EXERCISE TASK: Exclude the pictures and return every line exactly as written.

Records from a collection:
=======
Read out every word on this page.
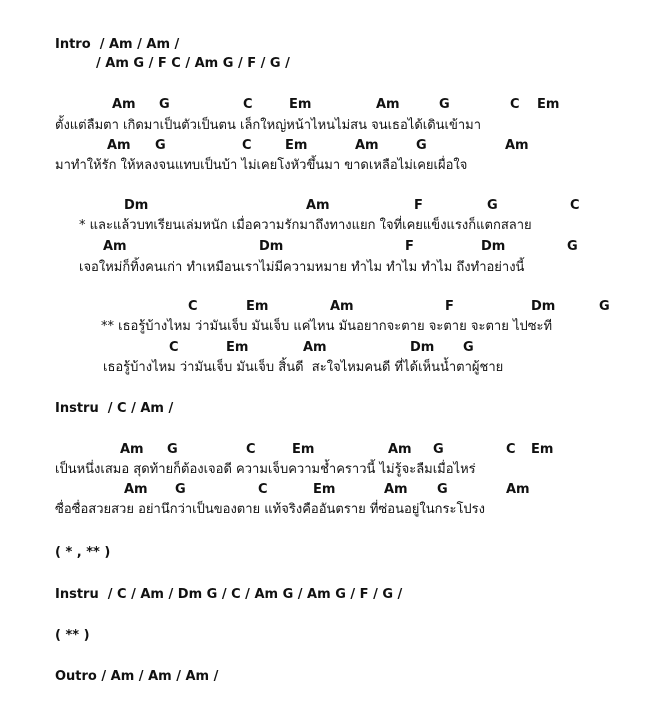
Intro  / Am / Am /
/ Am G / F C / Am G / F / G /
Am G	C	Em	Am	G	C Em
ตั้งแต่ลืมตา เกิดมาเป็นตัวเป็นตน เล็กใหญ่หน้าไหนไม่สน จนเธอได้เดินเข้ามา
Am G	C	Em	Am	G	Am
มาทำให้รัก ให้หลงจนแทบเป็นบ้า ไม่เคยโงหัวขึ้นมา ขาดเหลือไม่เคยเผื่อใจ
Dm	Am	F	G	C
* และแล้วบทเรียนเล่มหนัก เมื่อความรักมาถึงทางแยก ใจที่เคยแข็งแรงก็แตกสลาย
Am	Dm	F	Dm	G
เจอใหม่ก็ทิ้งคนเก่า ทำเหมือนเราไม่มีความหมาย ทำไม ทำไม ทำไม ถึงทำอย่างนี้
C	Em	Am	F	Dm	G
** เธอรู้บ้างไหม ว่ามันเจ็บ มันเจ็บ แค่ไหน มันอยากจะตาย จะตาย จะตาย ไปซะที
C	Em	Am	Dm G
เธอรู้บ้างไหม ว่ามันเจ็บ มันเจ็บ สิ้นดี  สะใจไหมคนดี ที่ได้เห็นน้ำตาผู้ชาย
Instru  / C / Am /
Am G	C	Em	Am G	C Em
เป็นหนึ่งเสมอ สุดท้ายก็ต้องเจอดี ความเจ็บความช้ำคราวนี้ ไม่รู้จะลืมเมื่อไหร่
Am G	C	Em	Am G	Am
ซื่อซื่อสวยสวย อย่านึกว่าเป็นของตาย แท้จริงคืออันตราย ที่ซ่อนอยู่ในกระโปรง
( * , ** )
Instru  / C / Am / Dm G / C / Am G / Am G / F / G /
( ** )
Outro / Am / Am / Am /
=======
TASK OUTPUT:
Read out every word on this page.
Intro  / Am / Am /
/ Am G / F C / Am G / F / G /
Am G	C	Em	Am	G	C Em
ตั้งแต่ลืมตา เกิดมาเป็นตัวเป็นตน เล็กใหญ่หน้าไหนไม่สน จนเธอได้เดินเข้ามา
Am G	C	Em	Am	G	Am
มาทำให้รัก ให้หลงจนแทบเป็นบ้า ไม่เคยโงหัวขึ้นมา ขาดเหลือไม่เคยเผื่อใจ
Dm	Am	F	G	C
* และแล้วบทเรียนเล่มหนัก เมื่อความรักมาถึงทางแยก ใจที่เคยแข็งแรงก็แตกสลาย
Am	Dm	F	Dm	G
เจอใหม่ก็ทิ้งคนเก่า ทำเหมือนเราไม่มีความหมาย ทำไม ทำไม ทำไม ถึงทำอย่างนี้
C	Em	Am	F	Dm	G
** เธอรู้บ้างไหม ว่ามันเจ็บ มันเจ็บ แค่ไหน มันอยากจะตาย จะตาย จะตาย ไปซะที
C	Em	Am	Dm G
เธอรู้บ้างไหม ว่ามันเจ็บ มันเจ็บ สิ้นดี  สะใจไหมคนดี ที่ได้เห็นน้ำตาผู้ชาย
Instru  / C / Am /
Am G	C	Em	Am G	C Em
เป็นหนึ่งเสมอ สุดท้ายก็ต้องเจอดี ความเจ็บความช้ำคราวนี้ ไม่รู้จะลืมเมื่อไหร่
Am G	C	Em	Am G	Am
ซื่อซื่อสวยสวย อย่านึกว่าเป็นของตาย แท้จริงคืออันตราย ที่ซ่อนอยู่ในกระโปรง
( * , ** )
Instru  / C / Am / Dm G / C / Am G / Am G / F / G /
( ** )
Outro / Am / Am / Am /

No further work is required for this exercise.